= Instruction =
Retype the listing below line for line, without any change, and omit the pictures from your copy.

= Supplied material =
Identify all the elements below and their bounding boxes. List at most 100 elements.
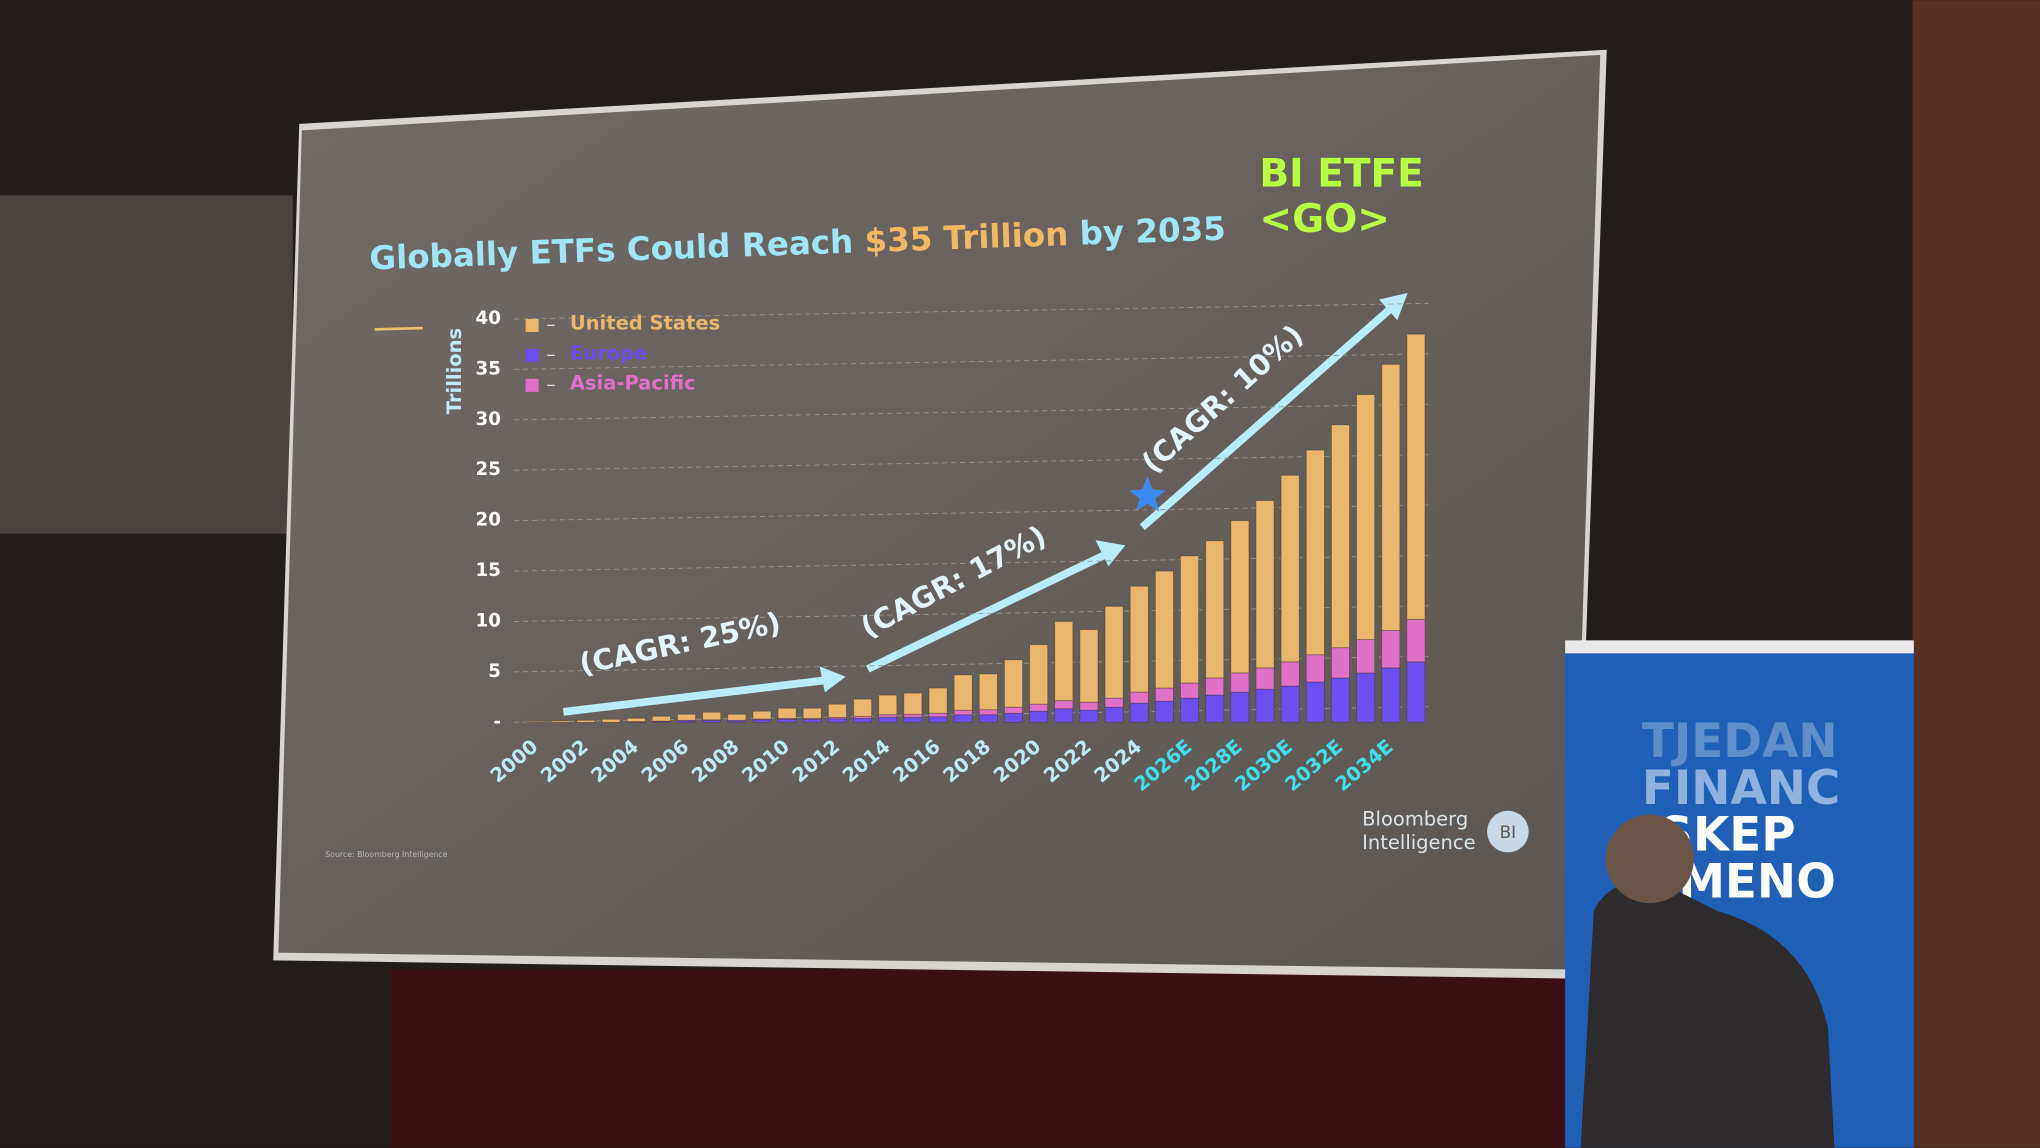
brick-wall — [1912, 0, 2040, 1148]
curtain — [390, 969, 1588, 1148]
bar-segment — [1079, 709, 1099, 723]
bar-segment — [1054, 700, 1074, 710]
bar-segment — [1205, 694, 1225, 723]
bar-segment — [827, 703, 847, 718]
bar-segment — [1255, 500, 1275, 669]
bar-segment — [1154, 570, 1174, 689]
logo-circle — [1487, 810, 1529, 853]
bar-segment — [1230, 672, 1250, 693]
bar-segment — [677, 713, 696, 721]
bar-segment — [777, 707, 797, 719]
y-tick-label: 20 — [476, 510, 501, 531]
y-tick-label: 35 — [476, 358, 501, 379]
legend-label: Asia-Pacific — [570, 372, 696, 395]
bar-segment — [1406, 333, 1426, 620]
grid-line — [513, 353, 1429, 370]
grid-line — [513, 655, 1429, 673]
bar-segment — [551, 720, 571, 723]
grid-line — [513, 454, 1429, 471]
bar-segment — [903, 713, 923, 718]
grid-line — [513, 555, 1429, 572]
bar-segment — [1331, 424, 1350, 649]
bar-segment — [626, 717, 646, 723]
bar-segment — [576, 719, 596, 723]
bar-segment — [827, 718, 847, 723]
bar-segment — [853, 717, 873, 723]
bar-segment — [702, 711, 722, 721]
bar-segment — [1154, 700, 1174, 723]
arrow — [1139, 304, 1395, 531]
bar-segment — [1029, 710, 1049, 723]
bar-segment — [1356, 672, 1376, 723]
bar-segment — [1054, 708, 1074, 723]
wall — [0, 195, 293, 534]
bar-segment — [1280, 661, 1300, 687]
bar-segment — [1004, 706, 1023, 714]
bar-segment — [1154, 687, 1174, 702]
bar-segment — [1180, 555, 1200, 684]
bar-segment — [1230, 691, 1250, 723]
legend-dash: – — [546, 374, 555, 395]
bar-segment — [601, 718, 621, 723]
bar-segment — [1129, 691, 1149, 704]
bar-segment — [1305, 449, 1325, 656]
source: Source: Bloomberg Intelligence — [325, 850, 447, 859]
bar-segment — [903, 692, 923, 715]
grid-line — [513, 302, 1429, 320]
logo-text: Intelligence — [1362, 831, 1475, 854]
legend-dash: – — [546, 315, 555, 336]
y-axis-label: Trillions — [443, 328, 466, 414]
bar-segment — [1381, 667, 1401, 723]
y-tick-label: 25 — [476, 459, 501, 480]
bar-segment — [1255, 667, 1275, 690]
bar-segment — [752, 710, 772, 720]
bar-segment — [903, 716, 923, 723]
bar-segment — [1004, 659, 1023, 708]
y-tick-label: 5 — [488, 661, 501, 682]
bar-segment — [1029, 644, 1049, 705]
banner-top — [1565, 640, 1914, 654]
bar-segment — [953, 709, 973, 716]
y-tick-label: 10 — [476, 610, 501, 631]
arrow-head — [819, 666, 846, 693]
bar-segment — [1331, 647, 1350, 679]
bar-segment — [1406, 619, 1426, 663]
presenter — [1580, 881, 1835, 1148]
legend-swatch — [525, 378, 539, 392]
bar-segment — [1205, 540, 1225, 679]
bar-segment — [1129, 702, 1149, 723]
bar-segment — [1079, 629, 1099, 703]
bar-segment — [802, 718, 822, 723]
arrow-head — [1095, 540, 1126, 567]
bar-segment — [1180, 697, 1200, 723]
legend-label: Europe — [570, 342, 647, 365]
decor-line — [374, 326, 423, 331]
bar-segment — [1356, 639, 1376, 674]
bar-segment — [1280, 685, 1300, 723]
logo-mark: BI — [1500, 822, 1517, 842]
logo-text: Bloomberg — [1362, 807, 1468, 830]
bar-segment — [1079, 701, 1099, 711]
screen — [278, 54, 1601, 970]
grid-line — [513, 403, 1429, 421]
title-part: by 2035 — [1079, 210, 1227, 253]
y-tick-label: 30 — [476, 409, 501, 430]
banner-text: TJEDAN FINANC ISKEP MENO — [1642, 715, 1840, 910]
bar-segment — [978, 709, 998, 716]
banner-line: MENO — [1678, 855, 1836, 909]
bar-segment — [928, 716, 948, 723]
bar-segment — [1004, 712, 1023, 723]
bar-segment — [978, 673, 998, 711]
arrow-head — [1379, 292, 1408, 321]
bar-segment — [878, 716, 898, 723]
arrow — [562, 675, 834, 716]
bar-segment — [1129, 585, 1149, 693]
bar-segment — [1331, 677, 1350, 723]
bar-segment — [1054, 621, 1074, 702]
presenter-head — [1605, 814, 1694, 904]
star — [1129, 476, 1166, 512]
bar-segment — [1305, 681, 1325, 723]
bar-segment — [878, 694, 898, 716]
bar-segment — [1205, 677, 1225, 696]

= Answer to this problem =
Identify all the elements below and their bounding boxes. List at most 100 elements.
brick-wall — [1912, 0, 2040, 1148]
curtain — [390, 969, 1588, 1148]
bar-segment — [1079, 709, 1099, 723]
bar-segment — [1054, 700, 1074, 710]
bar-segment — [1205, 694, 1225, 723]
bar-segment — [827, 703, 847, 718]
bar-segment — [1255, 500, 1275, 669]
bar-segment — [1154, 570, 1174, 689]
logo-circle — [1487, 810, 1529, 853]
bar-segment — [1230, 672, 1250, 693]
bar-segment — [677, 713, 696, 721]
bar-segment — [777, 707, 797, 719]
y-tick-label: 20 — [476, 510, 501, 531]
y-tick-label: 35 — [476, 358, 501, 379]
legend-label: Asia-Pacific — [570, 372, 696, 395]
bar-segment — [1406, 333, 1426, 620]
grid-line — [513, 353, 1429, 370]
grid-line — [513, 655, 1429, 673]
bar-segment — [551, 720, 571, 723]
grid-line — [513, 454, 1429, 471]
bar-segment — [903, 713, 923, 718]
grid-line — [513, 555, 1429, 572]
bar-segment — [1331, 424, 1350, 649]
bar-segment — [626, 717, 646, 723]
bar-segment — [576, 719, 596, 723]
bar-segment — [827, 718, 847, 723]
bar-segment — [853, 717, 873, 723]
bar-segment — [702, 711, 722, 721]
bar-segment — [1154, 700, 1174, 723]
arrow — [1139, 304, 1395, 531]
bar-segment — [1029, 710, 1049, 723]
bar-segment — [1356, 672, 1376, 723]
bar-segment — [1054, 708, 1074, 723]
wall — [0, 195, 293, 534]
bar-segment — [1280, 661, 1300, 687]
bar-segment — [1004, 706, 1023, 714]
bar-segment — [1154, 687, 1174, 702]
bar-segment — [1180, 555, 1200, 684]
bar-segment — [1230, 691, 1250, 723]
legend-dash: – — [546, 374, 555, 395]
bar-segment — [601, 718, 621, 723]
bar-segment — [1129, 691, 1149, 704]
bar-segment — [1305, 449, 1325, 656]
source: Source: Bloomberg Intelligence — [325, 850, 447, 859]
bar-segment — [903, 692, 923, 715]
grid-line — [513, 302, 1429, 320]
logo-text: Intelligence — [1362, 831, 1475, 854]
legend-dash: – — [546, 315, 555, 336]
y-axis-label: Trillions — [443, 328, 466, 414]
bar-segment — [1381, 667, 1401, 723]
y-tick-label: 25 — [476, 459, 501, 480]
bar-segment — [1255, 667, 1275, 690]
bar-segment — [752, 710, 772, 720]
bar-segment — [903, 716, 923, 723]
bar-segment — [1004, 659, 1023, 708]
y-tick-label: 5 — [488, 661, 501, 682]
bar-segment — [1029, 644, 1049, 705]
banner-top — [1565, 640, 1914, 654]
bar-segment — [953, 709, 973, 716]
y-tick-label: 10 — [476, 610, 501, 631]
arrow-head — [819, 666, 846, 693]
bar-segment — [1331, 647, 1350, 679]
bar-segment — [1406, 619, 1426, 663]
presenter — [1580, 881, 1835, 1148]
legend-swatch — [525, 378, 539, 392]
bar-segment — [1205, 540, 1225, 679]
bar-segment — [1129, 702, 1149, 723]
bar-segment — [1079, 629, 1099, 703]
bar-segment — [802, 718, 822, 723]
arrow-head — [1095, 540, 1126, 567]
bar-segment — [1180, 697, 1200, 723]
legend-label: Europe — [570, 342, 647, 365]
decor-line — [374, 326, 423, 331]
bar-segment — [1356, 639, 1376, 674]
bar-segment — [1280, 685, 1300, 723]
logo-mark: BI — [1500, 822, 1517, 842]
logo-text: Bloomberg — [1362, 807, 1468, 830]
bar-segment — [1079, 701, 1099, 711]
screen — [278, 54, 1601, 970]
grid-line — [513, 403, 1429, 421]
title-part: by 2035 — [1079, 210, 1227, 253]
y-tick-label: 30 — [476, 409, 501, 430]
banner-text: TJEDAN FINANC ISKEP MENO — [1642, 715, 1840, 910]
bar-segment — [978, 709, 998, 716]
banner-line: MENO — [1678, 855, 1836, 909]
bar-segment — [928, 716, 948, 723]
bar-segment — [1004, 712, 1023, 723]
bar-segment — [978, 673, 998, 711]
arrow-head — [1379, 292, 1408, 321]
bar-segment — [878, 716, 898, 723]
arrow — [562, 675, 834, 716]
bar-segment — [1129, 585, 1149, 693]
bar-segment — [1331, 677, 1350, 723]
bar-segment — [1054, 621, 1074, 702]
presenter-head — [1605, 814, 1694, 904]
star — [1129, 476, 1166, 512]
bar-segment — [1305, 681, 1325, 723]
bar-segment — [878, 694, 898, 716]
bar-segment — [1205, 677, 1225, 696]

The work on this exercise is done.